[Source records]
==============================
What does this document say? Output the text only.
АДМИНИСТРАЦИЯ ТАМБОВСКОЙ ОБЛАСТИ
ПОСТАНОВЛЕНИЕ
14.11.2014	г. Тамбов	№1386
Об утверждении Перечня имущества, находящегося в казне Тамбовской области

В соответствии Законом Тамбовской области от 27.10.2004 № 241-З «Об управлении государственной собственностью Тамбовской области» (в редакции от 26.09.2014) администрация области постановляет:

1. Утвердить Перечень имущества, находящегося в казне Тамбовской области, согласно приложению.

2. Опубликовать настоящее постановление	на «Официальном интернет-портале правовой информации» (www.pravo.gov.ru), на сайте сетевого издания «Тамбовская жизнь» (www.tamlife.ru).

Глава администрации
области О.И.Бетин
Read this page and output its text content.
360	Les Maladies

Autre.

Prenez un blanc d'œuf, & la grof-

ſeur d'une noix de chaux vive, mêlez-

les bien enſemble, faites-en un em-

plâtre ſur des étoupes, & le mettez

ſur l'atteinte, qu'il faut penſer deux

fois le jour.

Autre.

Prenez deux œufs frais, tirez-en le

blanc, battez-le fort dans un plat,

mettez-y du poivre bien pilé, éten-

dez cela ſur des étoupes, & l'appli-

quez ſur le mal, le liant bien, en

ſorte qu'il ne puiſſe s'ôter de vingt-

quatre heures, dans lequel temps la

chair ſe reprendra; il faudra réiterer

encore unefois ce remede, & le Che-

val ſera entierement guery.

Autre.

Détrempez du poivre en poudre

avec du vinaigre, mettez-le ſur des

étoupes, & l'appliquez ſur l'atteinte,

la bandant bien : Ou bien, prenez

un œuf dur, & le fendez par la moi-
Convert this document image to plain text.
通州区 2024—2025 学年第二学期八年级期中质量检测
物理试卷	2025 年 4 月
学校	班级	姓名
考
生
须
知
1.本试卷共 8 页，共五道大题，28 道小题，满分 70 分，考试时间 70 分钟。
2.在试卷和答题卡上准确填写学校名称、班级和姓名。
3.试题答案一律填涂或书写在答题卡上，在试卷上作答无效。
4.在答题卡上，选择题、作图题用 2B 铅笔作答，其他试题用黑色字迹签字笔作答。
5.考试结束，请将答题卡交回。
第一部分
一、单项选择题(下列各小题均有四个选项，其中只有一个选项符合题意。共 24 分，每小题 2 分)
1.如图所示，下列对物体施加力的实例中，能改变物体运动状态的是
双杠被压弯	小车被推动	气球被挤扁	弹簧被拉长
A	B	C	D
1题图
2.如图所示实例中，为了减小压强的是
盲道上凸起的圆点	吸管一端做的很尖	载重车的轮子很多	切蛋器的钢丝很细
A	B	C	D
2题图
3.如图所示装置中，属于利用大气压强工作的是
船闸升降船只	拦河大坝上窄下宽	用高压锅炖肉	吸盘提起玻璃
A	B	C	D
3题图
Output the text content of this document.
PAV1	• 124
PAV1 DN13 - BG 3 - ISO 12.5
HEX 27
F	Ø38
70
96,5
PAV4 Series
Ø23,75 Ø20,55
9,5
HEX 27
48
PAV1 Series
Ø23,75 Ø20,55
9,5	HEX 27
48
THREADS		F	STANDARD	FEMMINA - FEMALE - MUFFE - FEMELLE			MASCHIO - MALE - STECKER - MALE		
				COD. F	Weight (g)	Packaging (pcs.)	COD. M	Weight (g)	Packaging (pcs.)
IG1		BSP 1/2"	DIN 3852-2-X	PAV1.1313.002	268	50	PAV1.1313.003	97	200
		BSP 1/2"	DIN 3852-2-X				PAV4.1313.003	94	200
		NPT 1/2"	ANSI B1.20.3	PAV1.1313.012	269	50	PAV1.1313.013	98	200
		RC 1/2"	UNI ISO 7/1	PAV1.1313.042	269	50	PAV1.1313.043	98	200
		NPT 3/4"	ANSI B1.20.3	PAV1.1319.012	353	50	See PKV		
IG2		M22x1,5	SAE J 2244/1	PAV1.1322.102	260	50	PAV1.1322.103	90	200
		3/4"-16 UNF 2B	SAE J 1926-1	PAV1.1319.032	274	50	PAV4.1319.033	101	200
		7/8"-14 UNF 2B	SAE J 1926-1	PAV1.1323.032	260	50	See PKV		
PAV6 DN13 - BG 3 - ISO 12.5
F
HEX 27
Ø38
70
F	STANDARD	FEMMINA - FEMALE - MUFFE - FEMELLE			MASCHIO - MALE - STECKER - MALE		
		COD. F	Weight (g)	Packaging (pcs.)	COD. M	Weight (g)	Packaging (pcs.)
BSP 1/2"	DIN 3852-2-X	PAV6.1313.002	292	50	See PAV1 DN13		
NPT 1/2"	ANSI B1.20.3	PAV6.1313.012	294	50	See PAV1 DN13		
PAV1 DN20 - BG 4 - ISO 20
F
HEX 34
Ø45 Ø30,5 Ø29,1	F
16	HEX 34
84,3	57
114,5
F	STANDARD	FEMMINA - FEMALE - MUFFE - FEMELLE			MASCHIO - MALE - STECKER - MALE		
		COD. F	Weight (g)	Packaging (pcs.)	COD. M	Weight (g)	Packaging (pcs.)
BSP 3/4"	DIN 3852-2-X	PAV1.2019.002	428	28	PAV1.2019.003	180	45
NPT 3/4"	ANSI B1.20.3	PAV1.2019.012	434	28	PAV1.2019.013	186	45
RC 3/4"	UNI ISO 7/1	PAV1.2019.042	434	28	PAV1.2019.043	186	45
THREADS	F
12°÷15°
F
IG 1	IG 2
==============================
What is needed
Give the listing above again, word for word.

Reply to the exercise
What does this document say? Output the text only.
АДМИНИСТРАЦИЯ ТАМБОВСКОЙ ОБЛАСТИ
ПОСТАНОВЛЕНИЕ
14.11.2014	г. Тамбов	№1386
Об утверждении Перечня имущества, находящегося в казне Тамбовской области

В соответствии Законом Тамбовской области от 27.10.2004 № 241-З «Об управлении государственной собственностью Тамбовской области» (в редакции от 26.09.2014) администрация области постановляет:

1. Утвердить Перечень имущества, находящегося в казне Тамбовской области, согласно приложению.

2. Опубликовать настоящее постановление	на «Официальном интернет-портале правовой информации» (www.pravo.gov.ru), на сайте сетевого издания «Тамбовская жизнь» (www.tamlife.ru).

Глава администрации
области О.И.Бетин
Read this page and output its text content.
360	Les Maladies

Autre.

Prenez un blanc d'œuf, & la grof-

ſeur d'une noix de chaux vive, mêlez-

les bien enſemble, faites-en un em-

plâtre ſur des étoupes, & le mettez

ſur l'atteinte, qu'il faut penſer deux

fois le jour.

Autre.

Prenez deux œufs frais, tirez-en le

blanc, battez-le fort dans un plat,

mettez-y du poivre bien pilé, éten-

dez cela ſur des étoupes, & l'appli-

quez ſur le mal, le liant bien, en

ſorte qu'il ne puiſſe s'ôter de vingt-

quatre heures, dans lequel temps la

chair ſe reprendra; il faudra réiterer

encore unefois ce remede, & le Che-

val ſera entierement guery.

Autre.

Détrempez du poivre en poudre

avec du vinaigre, mettez-le ſur des

étoupes, & l'appliquez ſur l'atteinte,

la bandant bien : Ou bien, prenez

un œuf dur, & le fendez par la moi-
Convert this document image to plain text.
通州区 2024—2025 学年第二学期八年级期中质量检测
物理试卷	2025 年 4 月
学校	班级	姓名
考
生
须
知
1.本试卷共 8 页，共五道大题，28 道小题，满分 70 分，考试时间 70 分钟。
2.在试卷和答题卡上准确填写学校名称、班级和姓名。
3.试题答案一律填涂或书写在答题卡上，在试卷上作答无效。
4.在答题卡上，选择题、作图题用 2B 铅笔作答，其他试题用黑色字迹签字笔作答。
5.考试结束，请将答题卡交回。
第一部分
一、单项选择题(下列各小题均有四个选项，其中只有一个选项符合题意。共 24 分，每小题 2 分)
1.如图所示，下列对物体施加力的实例中，能改变物体运动状态的是
双杠被压弯	小车被推动	气球被挤扁	弹簧被拉长
A	B	C	D
1题图
2.如图所示实例中，为了减小压强的是
盲道上凸起的圆点	吸管一端做的很尖	载重车的轮子很多	切蛋器的钢丝很细
A	B	C	D
2题图
3.如图所示装置中，属于利用大气压强工作的是
船闸升降船只	拦河大坝上窄下宽	用高压锅炖肉	吸盘提起玻璃
A	B	C	D
3题图
Output the text content of this document.
PAV1	• 124
PAV1 DN13 - BG 3 - ISO 12.5
HEX 27
F	Ø38
70
96,5
PAV4 Series
Ø23,75 Ø20,55
9,5
HEX 27
48
PAV1 Series
Ø23,75 Ø20,55
9,5	HEX 27
48
THREADS		F	STANDARD	FEMMINA - FEMALE - MUFFE - FEMELLE			MASCHIO - MALE - STECKER - MALE		
				COD. F	Weight (g)	Packaging (pcs.)	COD. M	Weight (g)	Packaging (pcs.)
IG1		BSP 1/2"	DIN 3852-2-X	PAV1.1313.002	268	50	PAV1.1313.003	97	200
		BSP 1/2"	DIN 3852-2-X				PAV4.1313.003	94	200
		NPT 1/2"	ANSI B1.20.3	PAV1.1313.012	269	50	PAV1.1313.013	98	200
		RC 1/2"	UNI ISO 7/1	PAV1.1313.042	269	50	PAV1.1313.043	98	200
		NPT 3/4"	ANSI B1.20.3	PAV1.1319.012	353	50	See PKV		
IG2		M22x1,5	SAE J 2244/1	PAV1.1322.102	260	50	PAV1.1322.103	90	200
		3/4"-16 UNF 2B	SAE J 1926-1	PAV1.1319.032	274	50	PAV4.1319.033	101	200
		7/8"-14 UNF 2B	SAE J 1926-1	PAV1.1323.032	260	50	See PKV		
PAV6 DN13 - BG 3 - ISO 12.5
F
HEX 27
Ø38
70
F	STANDARD	FEMMINA - FEMALE - MUFFE - FEMELLE			MASCHIO - MALE - STECKER - MALE		
		COD. F	Weight (g)	Packaging (pcs.)	COD. M	Weight (g)	Packaging (pcs.)
BSP 1/2"	DIN 3852-2-X	PAV6.1313.002	292	50	See PAV1 DN13		
NPT 1/2"	ANSI B1.20.3	PAV6.1313.012	294	50	See PAV1 DN13		
PAV1 DN20 - BG 4 - ISO 20
F
HEX 34
Ø45 Ø30,5 Ø29,1	F
16	HEX 34
84,3	57
114,5
F	STANDARD	FEMMINA - FEMALE - MUFFE - FEMELLE			MASCHIO - MALE - STECKER - MALE		
		COD. F	Weight (g)	Packaging (pcs.)	COD. M	Weight (g)	Packaging (pcs.)
BSP 3/4"	DIN 3852-2-X	PAV1.2019.002	428	28	PAV1.2019.003	180	45
NPT 3/4"	ANSI B1.20.3	PAV1.2019.012	434	28	PAV1.2019.013	186	45
RC 3/4"	UNI ISO 7/1	PAV1.2019.042	434	28	PAV1.2019.043	186	45
THREADS	F
12°÷15°
F
IG 1	IG 2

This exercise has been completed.